EXERCISE BRIEF - Your task is to copy the material exactly.

THE INPUT -
□ □ □

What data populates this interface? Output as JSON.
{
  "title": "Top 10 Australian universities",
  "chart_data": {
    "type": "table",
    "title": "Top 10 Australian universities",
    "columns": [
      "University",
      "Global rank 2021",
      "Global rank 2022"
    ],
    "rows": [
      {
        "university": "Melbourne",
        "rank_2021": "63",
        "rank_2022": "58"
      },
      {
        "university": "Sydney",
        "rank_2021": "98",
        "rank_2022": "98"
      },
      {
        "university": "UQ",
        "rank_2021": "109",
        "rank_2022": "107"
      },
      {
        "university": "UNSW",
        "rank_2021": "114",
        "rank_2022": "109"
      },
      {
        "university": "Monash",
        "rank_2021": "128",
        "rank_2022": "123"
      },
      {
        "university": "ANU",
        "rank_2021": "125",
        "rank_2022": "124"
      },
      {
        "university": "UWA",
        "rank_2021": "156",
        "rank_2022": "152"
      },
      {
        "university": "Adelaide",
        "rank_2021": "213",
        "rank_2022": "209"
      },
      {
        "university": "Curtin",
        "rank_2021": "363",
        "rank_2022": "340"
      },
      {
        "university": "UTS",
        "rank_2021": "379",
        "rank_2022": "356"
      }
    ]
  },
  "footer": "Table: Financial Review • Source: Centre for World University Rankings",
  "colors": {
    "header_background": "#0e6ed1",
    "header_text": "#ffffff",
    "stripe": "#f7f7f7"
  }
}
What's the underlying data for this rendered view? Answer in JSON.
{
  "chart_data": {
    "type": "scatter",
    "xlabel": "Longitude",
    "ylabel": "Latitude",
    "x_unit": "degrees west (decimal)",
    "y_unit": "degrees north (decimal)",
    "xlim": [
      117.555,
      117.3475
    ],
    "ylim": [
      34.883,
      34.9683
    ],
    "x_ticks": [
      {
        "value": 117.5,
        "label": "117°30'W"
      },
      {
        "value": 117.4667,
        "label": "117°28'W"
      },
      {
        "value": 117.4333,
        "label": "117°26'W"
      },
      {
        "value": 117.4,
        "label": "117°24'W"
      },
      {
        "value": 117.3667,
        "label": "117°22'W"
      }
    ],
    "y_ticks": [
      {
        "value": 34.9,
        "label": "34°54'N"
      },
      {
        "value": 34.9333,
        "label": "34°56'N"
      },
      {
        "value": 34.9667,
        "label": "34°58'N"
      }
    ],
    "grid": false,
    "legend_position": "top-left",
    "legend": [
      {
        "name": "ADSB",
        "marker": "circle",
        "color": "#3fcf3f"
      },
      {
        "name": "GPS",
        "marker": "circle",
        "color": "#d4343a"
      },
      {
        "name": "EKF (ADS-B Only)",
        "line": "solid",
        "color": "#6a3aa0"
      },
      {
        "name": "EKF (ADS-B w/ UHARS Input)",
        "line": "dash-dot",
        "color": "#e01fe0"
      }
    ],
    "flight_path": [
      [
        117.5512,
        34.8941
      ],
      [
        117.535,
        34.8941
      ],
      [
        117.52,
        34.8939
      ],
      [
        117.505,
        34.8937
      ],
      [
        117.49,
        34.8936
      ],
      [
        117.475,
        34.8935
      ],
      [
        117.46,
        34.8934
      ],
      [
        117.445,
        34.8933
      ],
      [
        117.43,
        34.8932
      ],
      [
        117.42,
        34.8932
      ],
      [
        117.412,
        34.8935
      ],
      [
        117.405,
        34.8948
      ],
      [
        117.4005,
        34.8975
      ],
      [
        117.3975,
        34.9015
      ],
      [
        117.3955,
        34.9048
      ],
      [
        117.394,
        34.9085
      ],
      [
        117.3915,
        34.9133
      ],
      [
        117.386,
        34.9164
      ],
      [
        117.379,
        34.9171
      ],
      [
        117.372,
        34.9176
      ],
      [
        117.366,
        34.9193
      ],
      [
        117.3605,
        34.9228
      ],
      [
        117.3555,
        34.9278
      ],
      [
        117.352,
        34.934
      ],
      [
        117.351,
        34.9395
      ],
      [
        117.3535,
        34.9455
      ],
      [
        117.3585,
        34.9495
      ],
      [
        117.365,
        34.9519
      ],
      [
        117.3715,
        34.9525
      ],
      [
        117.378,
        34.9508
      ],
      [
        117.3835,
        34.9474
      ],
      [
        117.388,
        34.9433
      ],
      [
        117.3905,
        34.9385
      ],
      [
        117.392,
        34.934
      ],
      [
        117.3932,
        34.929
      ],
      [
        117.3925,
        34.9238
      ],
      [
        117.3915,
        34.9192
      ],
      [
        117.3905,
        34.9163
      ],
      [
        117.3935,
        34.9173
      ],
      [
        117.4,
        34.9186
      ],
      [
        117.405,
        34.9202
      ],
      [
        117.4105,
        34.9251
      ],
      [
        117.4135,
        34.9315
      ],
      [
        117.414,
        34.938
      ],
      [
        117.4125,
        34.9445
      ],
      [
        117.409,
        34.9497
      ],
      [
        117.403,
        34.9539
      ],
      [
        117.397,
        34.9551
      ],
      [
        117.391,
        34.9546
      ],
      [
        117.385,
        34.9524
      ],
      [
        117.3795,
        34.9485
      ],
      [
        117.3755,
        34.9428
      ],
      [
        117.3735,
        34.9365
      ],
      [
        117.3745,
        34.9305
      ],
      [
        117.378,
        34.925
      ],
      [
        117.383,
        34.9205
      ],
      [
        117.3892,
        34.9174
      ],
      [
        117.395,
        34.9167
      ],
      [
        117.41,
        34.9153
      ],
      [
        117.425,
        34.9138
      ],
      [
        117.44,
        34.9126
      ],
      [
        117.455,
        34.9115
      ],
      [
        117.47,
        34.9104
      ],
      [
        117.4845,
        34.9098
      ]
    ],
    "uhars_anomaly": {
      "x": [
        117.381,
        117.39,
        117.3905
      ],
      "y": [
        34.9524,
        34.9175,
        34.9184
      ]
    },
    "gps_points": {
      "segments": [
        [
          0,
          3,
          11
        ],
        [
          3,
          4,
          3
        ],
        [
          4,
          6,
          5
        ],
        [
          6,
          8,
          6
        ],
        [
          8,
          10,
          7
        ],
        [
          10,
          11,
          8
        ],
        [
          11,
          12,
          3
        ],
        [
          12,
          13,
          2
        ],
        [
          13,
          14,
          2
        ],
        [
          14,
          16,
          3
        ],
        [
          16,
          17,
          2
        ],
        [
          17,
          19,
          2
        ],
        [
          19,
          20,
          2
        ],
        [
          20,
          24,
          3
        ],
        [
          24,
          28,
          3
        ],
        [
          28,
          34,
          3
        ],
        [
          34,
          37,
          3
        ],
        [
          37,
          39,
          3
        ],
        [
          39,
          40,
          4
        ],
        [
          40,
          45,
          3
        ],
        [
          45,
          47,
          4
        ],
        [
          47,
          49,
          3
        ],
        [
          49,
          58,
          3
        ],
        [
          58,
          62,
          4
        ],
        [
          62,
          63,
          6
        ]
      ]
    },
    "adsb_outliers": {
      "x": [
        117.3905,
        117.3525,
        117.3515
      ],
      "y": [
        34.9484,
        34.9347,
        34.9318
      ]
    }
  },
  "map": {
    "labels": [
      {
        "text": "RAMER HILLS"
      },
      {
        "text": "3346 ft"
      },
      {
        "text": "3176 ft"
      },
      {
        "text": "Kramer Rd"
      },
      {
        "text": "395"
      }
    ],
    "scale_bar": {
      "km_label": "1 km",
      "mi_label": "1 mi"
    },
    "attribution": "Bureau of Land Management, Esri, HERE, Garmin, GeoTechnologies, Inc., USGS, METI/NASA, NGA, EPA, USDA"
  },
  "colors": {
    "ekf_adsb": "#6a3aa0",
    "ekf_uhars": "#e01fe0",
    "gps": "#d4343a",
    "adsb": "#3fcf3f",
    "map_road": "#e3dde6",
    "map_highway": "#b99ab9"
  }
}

□ □ □

SOLUTION FOR THIS PROBLEM -
What data populates this interface? Output as JSON.
{
  "title": "Top 10 Australian universities",
  "chart_data": {
    "type": "table",
    "title": "Top 10 Australian universities",
    "columns": [
      "University",
      "Global rank 2021",
      "Global rank 2022"
    ],
    "rows": [
      {
        "university": "Melbourne",
        "rank_2021": "63",
        "rank_2022": "58"
      },
      {
        "university": "Sydney",
        "rank_2021": "98",
        "rank_2022": "98"
      },
      {
        "university": "UQ",
        "rank_2021": "109",
        "rank_2022": "107"
      },
      {
        "university": "UNSW",
        "rank_2021": "114",
        "rank_2022": "109"
      },
      {
        "university": "Monash",
        "rank_2021": "128",
        "rank_2022": "123"
      },
      {
        "university": "ANU",
        "rank_2021": "125",
        "rank_2022": "124"
      },
      {
        "university": "UWA",
        "rank_2021": "156",
        "rank_2022": "152"
      },
      {
        "university": "Adelaide",
        "rank_2021": "213",
        "rank_2022": "209"
      },
      {
        "university": "Curtin",
        "rank_2021": "363",
        "rank_2022": "340"
      },
      {
        "university": "UTS",
        "rank_2021": "379",
        "rank_2022": "356"
      }
    ]
  },
  "footer": "Table: Financial Review • Source: Centre for World University Rankings",
  "colors": {
    "header_background": "#0e6ed1",
    "header_text": "#ffffff",
    "stripe": "#f7f7f7"
  }
}
What's the underlying data for this rendered view? Answer in JSON.
{
  "chart_data": {
    "type": "scatter",
    "xlabel": "Longitude",
    "ylabel": "Latitude",
    "x_unit": "degrees west (decimal)",
    "y_unit": "degrees north (decimal)",
    "xlim": [
      117.555,
      117.3475
    ],
    "ylim": [
      34.883,
      34.9683
    ],
    "x_ticks": [
      {
        "value": 117.5,
        "label": "117°30'W"
      },
      {
        "value": 117.4667,
        "label": "117°28'W"
      },
      {
        "value": 117.4333,
        "label": "117°26'W"
      },
      {
        "value": 117.4,
        "label": "117°24'W"
      },
      {
        "value": 117.3667,
        "label": "117°22'W"
      }
    ],
    "y_ticks": [
      {
        "value": 34.9,
        "label": "34°54'N"
      },
      {
        "value": 34.9333,
        "label": "34°56'N"
      },
      {
        "value": 34.9667,
        "label": "34°58'N"
      }
    ],
    "grid": false,
    "legend_position": "top-left",
    "legend": [
      {
        "name": "ADSB",
        "marker": "circle",
        "color": "#3fcf3f"
      },
      {
        "name": "GPS",
        "marker": "circle",
        "color": "#d4343a"
      },
      {
        "name": "EKF (ADS-B Only)",
        "line": "solid",
        "color": "#6a3aa0"
      },
      {
        "name": "EKF (ADS-B w/ UHARS Input)",
        "line": "dash-dot",
        "color": "#e01fe0"
      }
    ],
    "flight_path": [
      [
        117.5512,
        34.8941
      ],
      [
        117.535,
        34.8941
      ],
      [
        117.52,
        34.8939
      ],
      [
        117.505,
        34.8937
      ],
      [
        117.49,
        34.8936
      ],
      [
        117.475,
        34.8935
      ],
      [
        117.46,
        34.8934
      ],
      [
        117.445,
        34.8933
      ],
      [
        117.43,
        34.8932
      ],
      [
        117.42,
        34.8932
      ],
      [
        117.412,
        34.8935
      ],
      [
        117.405,
        34.8948
      ],
      [
        117.4005,
        34.8975
      ],
      [
        117.3975,
        34.9015
      ],
      [
        117.3955,
        34.9048
      ],
      [
        117.394,
        34.9085
      ],
      [
        117.3915,
        34.9133
      ],
      [
        117.386,
        34.9164
      ],
      [
        117.379,
        34.9171
      ],
      [
        117.372,
        34.9176
      ],
      [
        117.366,
        34.9193
      ],
      [
        117.3605,
        34.9228
      ],
      [
        117.3555,
        34.9278
      ],
      [
        117.352,
        34.934
      ],
      [
        117.351,
        34.9395
      ],
      [
        117.3535,
        34.9455
      ],
      [
        117.3585,
        34.9495
      ],
      [
        117.365,
        34.9519
      ],
      [
        117.3715,
        34.9525
      ],
      [
        117.378,
        34.9508
      ],
      [
        117.3835,
        34.9474
      ],
      [
        117.388,
        34.9433
      ],
      [
        117.3905,
        34.9385
      ],
      [
        117.392,
        34.934
      ],
      [
        117.3932,
        34.929
      ],
      [
        117.3925,
        34.9238
      ],
      [
        117.3915,
        34.9192
      ],
      [
        117.3905,
        34.9163
      ],
      [
        117.3935,
        34.9173
      ],
      [
        117.4,
        34.9186
      ],
      [
        117.405,
        34.9202
      ],
      [
        117.4105,
        34.9251
      ],
      [
        117.4135,
        34.9315
      ],
      [
        117.414,
        34.938
      ],
      [
        117.4125,
        34.9445
      ],
      [
        117.409,
        34.9497
      ],
      [
        117.403,
        34.9539
      ],
      [
        117.397,
        34.9551
      ],
      [
        117.391,
        34.9546
      ],
      [
        117.385,
        34.9524
      ],
      [
        117.3795,
        34.9485
      ],
      [
        117.3755,
        34.9428
      ],
      [
        117.3735,
        34.9365
      ],
      [
        117.3745,
        34.9305
      ],
      [
        117.378,
        34.925
      ],
      [
        117.383,
        34.9205
      ],
      [
        117.3892,
        34.9174
      ],
      [
        117.395,
        34.9167
      ],
      [
        117.41,
        34.9153
      ],
      [
        117.425,
        34.9138
      ],
      [
        117.44,
        34.9126
      ],
      [
        117.455,
        34.9115
      ],
      [
        117.47,
        34.9104
      ],
      [
        117.4845,
        34.9098
      ]
    ],
    "uhars_anomaly": {
      "x": [
        117.381,
        117.39,
        117.3905
      ],
      "y": [
        34.9524,
        34.9175,
        34.9184
      ]
    },
    "gps_points": {
      "segments": [
        [
          0,
          3,
          11
        ],
        [
          3,
          4,
          3
        ],
        [
          4,
          6,
          5
        ],
        [
          6,
          8,
          6
        ],
        [
          8,
          10,
          7
        ],
        [
          10,
          11,
          8
        ],
        [
          11,
          12,
          3
        ],
        [
          12,
          13,
          2
        ],
        [
          13,
          14,
          2
        ],
        [
          14,
          16,
          3
        ],
        [
          16,
          17,
          2
        ],
        [
          17,
          19,
          2
        ],
        [
          19,
          20,
          2
        ],
        [
          20,
          24,
          3
        ],
        [
          24,
          28,
          3
        ],
        [
          28,
          34,
          3
        ],
        [
          34,
          37,
          3
        ],
        [
          37,
          39,
          3
        ],
        [
          39,
          40,
          4
        ],
        [
          40,
          45,
          3
        ],
        [
          45,
          47,
          4
        ],
        [
          47,
          49,
          3
        ],
        [
          49,
          58,
          3
        ],
        [
          58,
          62,
          4
        ],
        [
          62,
          63,
          6
        ]
      ]
    },
    "adsb_outliers": {
      "x": [
        117.3905,
        117.3525,
        117.3515
      ],
      "y": [
        34.9484,
        34.9347,
        34.9318
      ]
    }
  },
  "map": {
    "labels": [
      {
        "text": "RAMER HILLS"
      },
      {
        "text": "3346 ft"
      },
      {
        "text": "3176 ft"
      },
      {
        "text": "Kramer Rd"
      },
      {
        "text": "395"
      }
    ],
    "scale_bar": {
      "km_label": "1 km",
      "mi_label": "1 mi"
    },
    "attribution": "Bureau of Land Management, Esri, HERE, Garmin, GeoTechnologies, Inc., USGS, METI/NASA, NGA, EPA, USDA"
  },
  "colors": {
    "ekf_adsb": "#6a3aa0",
    "ekf_uhars": "#e01fe0",
    "gps": "#d4343a",
    "adsb": "#3fcf3f",
    "map_road": "#e3dde6",
    "map_highway": "#b99ab9"
  }
}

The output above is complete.